[EXTRACTED MATERIAL — start]

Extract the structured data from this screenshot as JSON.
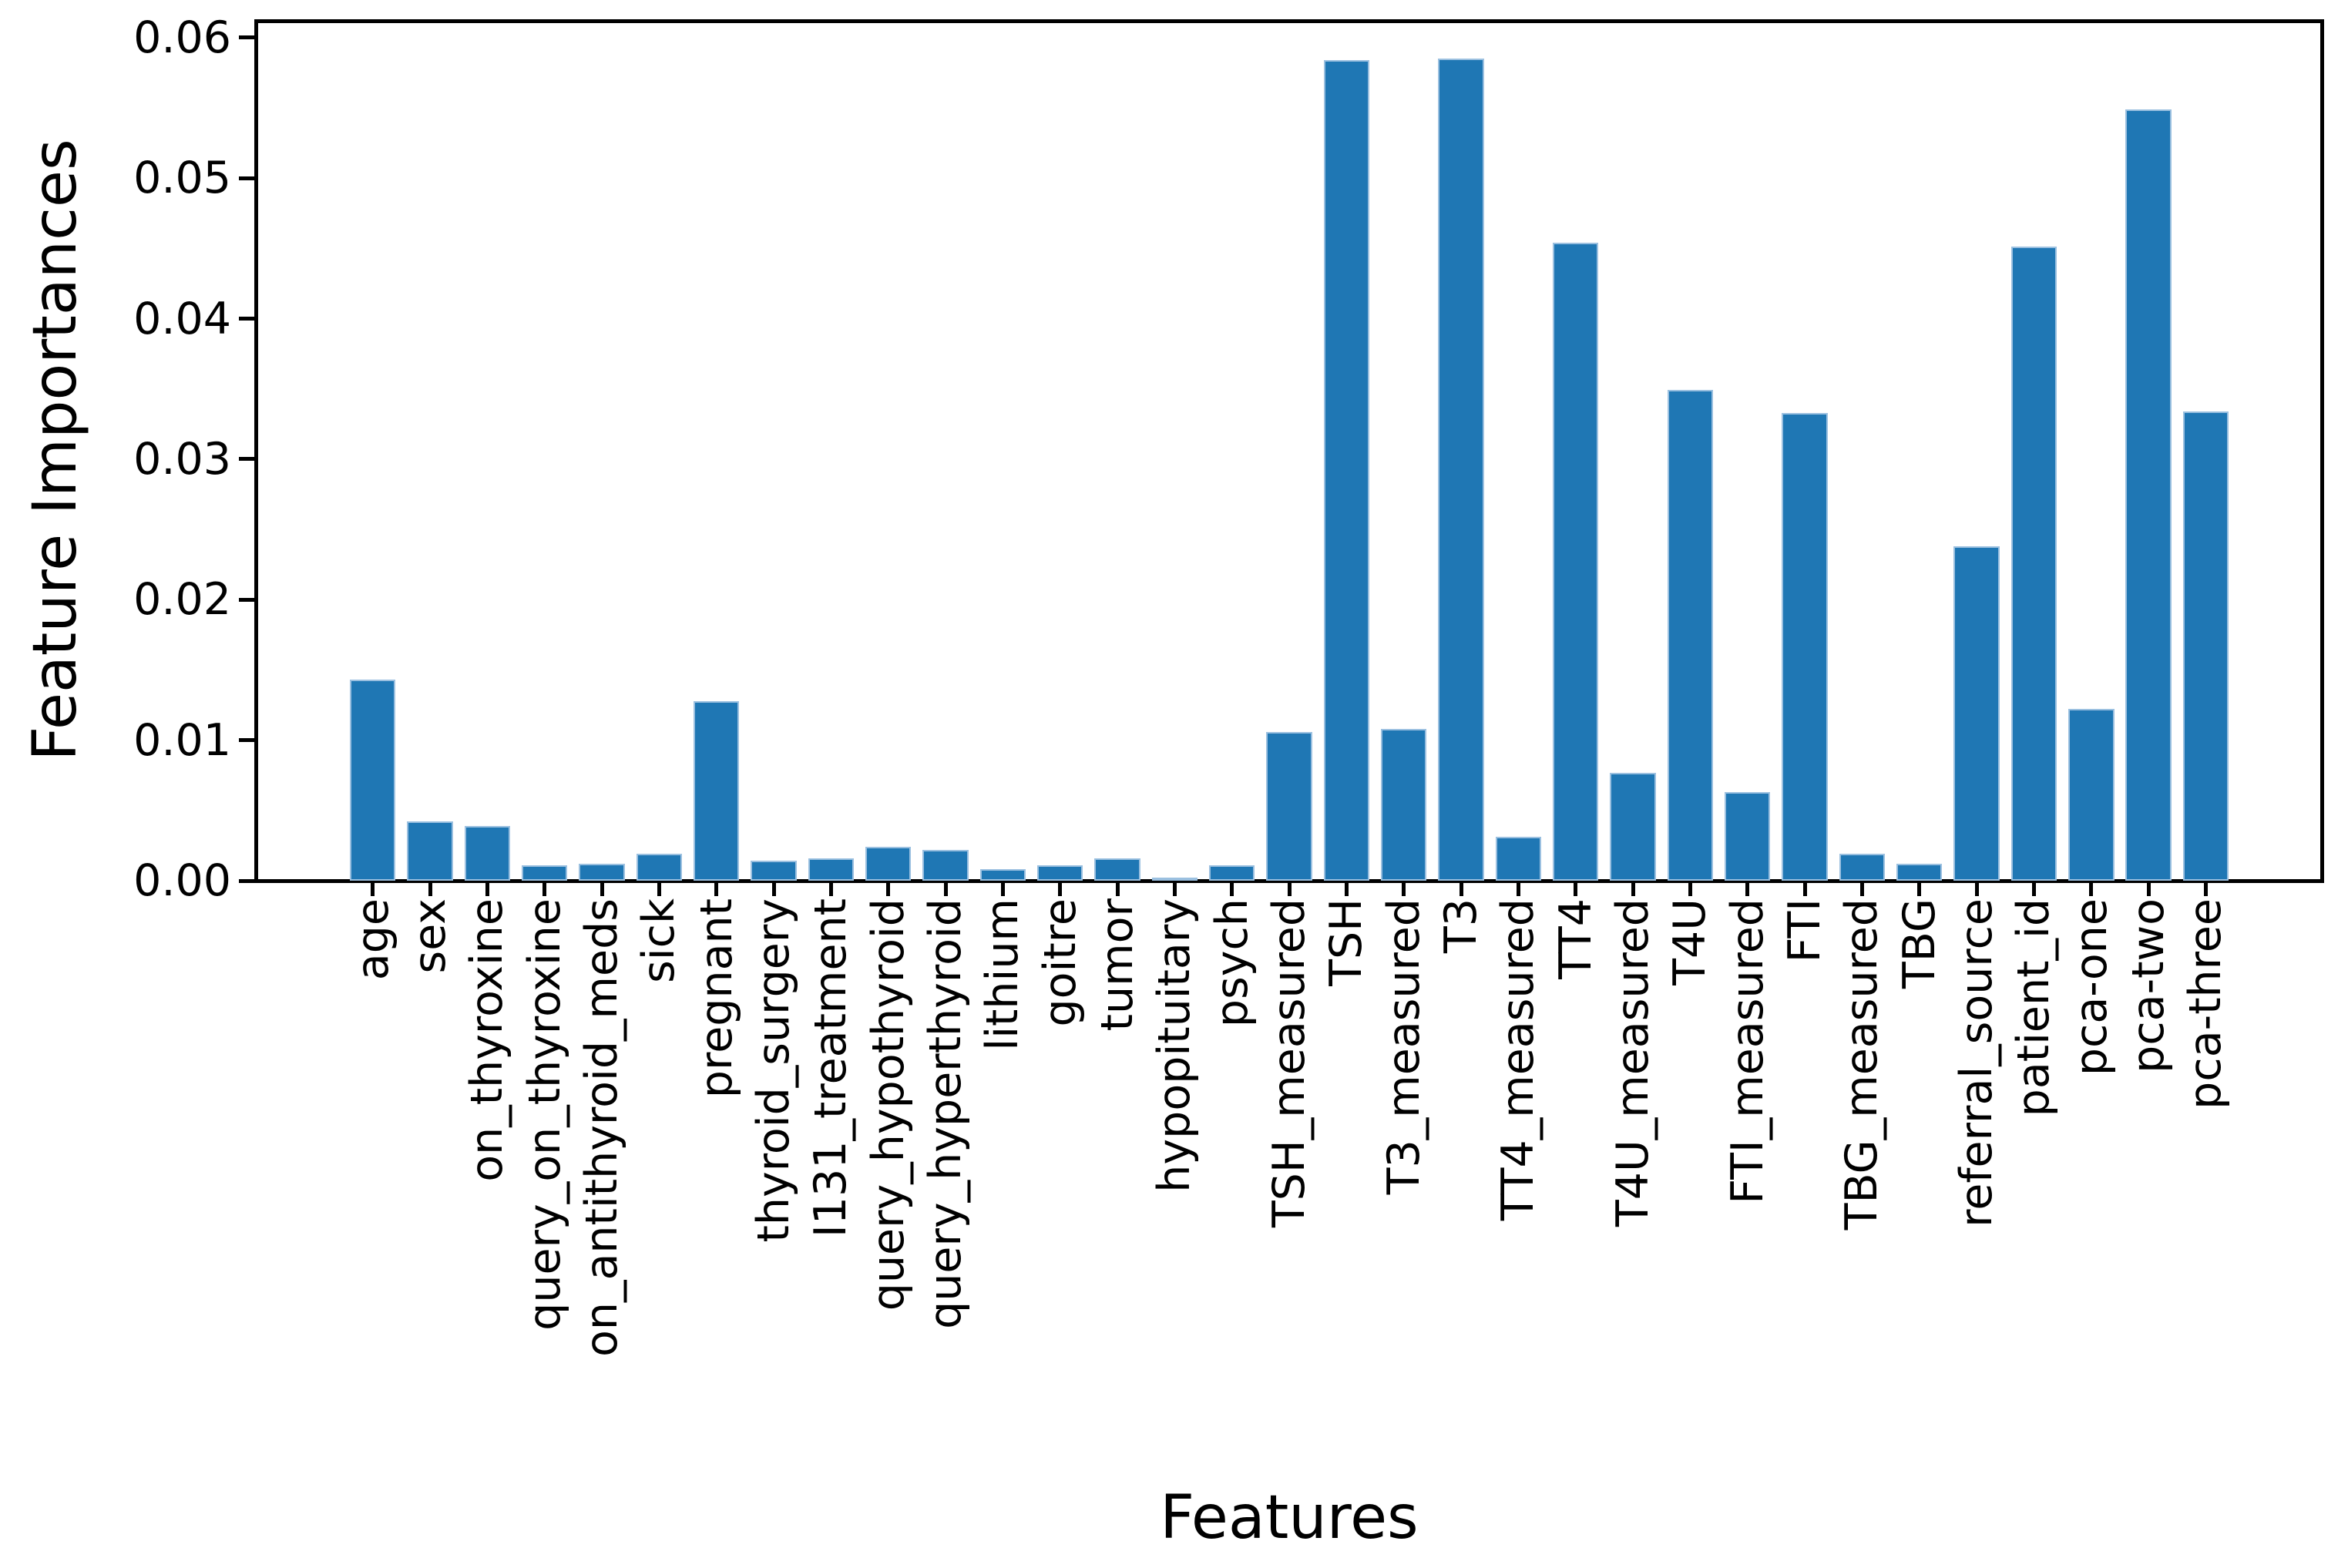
{
  "chart_data": {
    "type": "bar",
    "title": "",
    "xlabel": "Features",
    "ylabel": "Feature Importances",
    "categories": [
      "age",
      "sex",
      "on_thyroxine",
      "query_on_thyroxine",
      "on_antithyroid_meds",
      "sick",
      "pregnant",
      "thyroid_surgery",
      "I131_treatment",
      "query_hypothyroid",
      "query_hyperthyroid",
      "lithium",
      "goitre",
      "tumor",
      "hypopituitary",
      "psych",
      "TSH_measured",
      "TSH",
      "T3_measured",
      "T3",
      "TT4_measured",
      "TT4",
      "T4U_measured",
      "T4U",
      "FTI_measured",
      "FTI",
      "TBG_measured",
      "TBG",
      "referral_source",
      "patient_id",
      "pca-one",
      "pca-two",
      "pca-three"
    ],
    "values": [
      0.0143,
      0.0042,
      0.0039,
      0.0011,
      0.0012,
      0.0019,
      0.0128,
      0.0014,
      0.0016,
      0.0024,
      0.0022,
      0.0008,
      0.0011,
      0.0016,
      0.0002,
      0.0011,
      0.0106,
      0.0584,
      0.0108,
      0.0585,
      0.0031,
      0.0454,
      0.0077,
      0.0349,
      0.0063,
      0.0333,
      0.0019,
      0.0012,
      0.0238,
      0.0451,
      0.0122,
      0.0549,
      0.0334
    ],
    "ylim": [
      0,
      0.0613
    ],
    "xlim": [
      -2.04,
      34.04
    ],
    "yticks": [
      0.0,
      0.01,
      0.02,
      0.03,
      0.04,
      0.05,
      0.06
    ],
    "ytick_labels": [
      "0.00",
      "0.01",
      "0.02",
      "0.03",
      "0.04",
      "0.05",
      "0.06"
    ],
    "bar_color": "#1f77b4",
    "bar_edge_color": "#a8c8e4",
    "axis_color": "#000000",
    "grid": false,
    "legend_position": "none",
    "bar_width_fraction": 0.8
  }
}
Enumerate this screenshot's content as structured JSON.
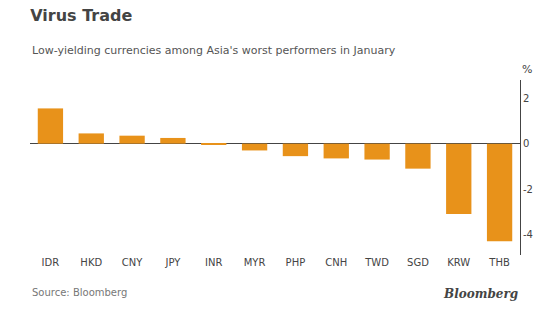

[EXTRACTED MATERIAL — finish]

■ PROMPT:
Output nothing but the entries above, exactly, once the pictures are removed.

■ TASK SOLUTION:
Extract the structured data from this screenshot as JSON.
{
  "chart_data": {
    "type": "bar",
    "title": "",
    "xlabel": "Features",
    "ylabel": "Feature Importances",
    "categories": [
      "age",
      "sex",
      "on_thyroxine",
      "query_on_thyroxine",
      "on_antithyroid_meds",
      "sick",
      "pregnant",
      "thyroid_surgery",
      "I131_treatment",
      "query_hypothyroid",
      "query_hyperthyroid",
      "lithium",
      "goitre",
      "tumor",
      "hypopituitary",
      "psych",
      "TSH_measured",
      "TSH",
      "T3_measured",
      "T3",
      "TT4_measured",
      "TT4",
      "T4U_measured",
      "T4U",
      "FTI_measured",
      "FTI",
      "TBG_measured",
      "TBG",
      "referral_source",
      "patient_id",
      "pca-one",
      "pca-two",
      "pca-three"
    ],
    "values": [
      0.0143,
      0.0042,
      0.0039,
      0.0011,
      0.0012,
      0.0019,
      0.0128,
      0.0014,
      0.0016,
      0.0024,
      0.0022,
      0.0008,
      0.0011,
      0.0016,
      0.0002,
      0.0011,
      0.0106,
      0.0584,
      0.0108,
      0.0585,
      0.0031,
      0.0454,
      0.0077,
      0.0349,
      0.0063,
      0.0333,
      0.0019,
      0.0012,
      0.0238,
      0.0451,
      0.0122,
      0.0549,
      0.0334
    ],
    "ylim": [
      0,
      0.0613
    ],
    "xlim": [
      -2.04,
      34.04
    ],
    "yticks": [
      0.0,
      0.01,
      0.02,
      0.03,
      0.04,
      0.05,
      0.06
    ],
    "ytick_labels": [
      "0.00",
      "0.01",
      "0.02",
      "0.03",
      "0.04",
      "0.05",
      "0.06"
    ],
    "bar_color": "#1f77b4",
    "bar_edge_color": "#a8c8e4",
    "axis_color": "#000000",
    "grid": false,
    "legend_position": "none",
    "bar_width_fraction": 0.8
  }
}
Enumerate this screenshot's content as structured JSON.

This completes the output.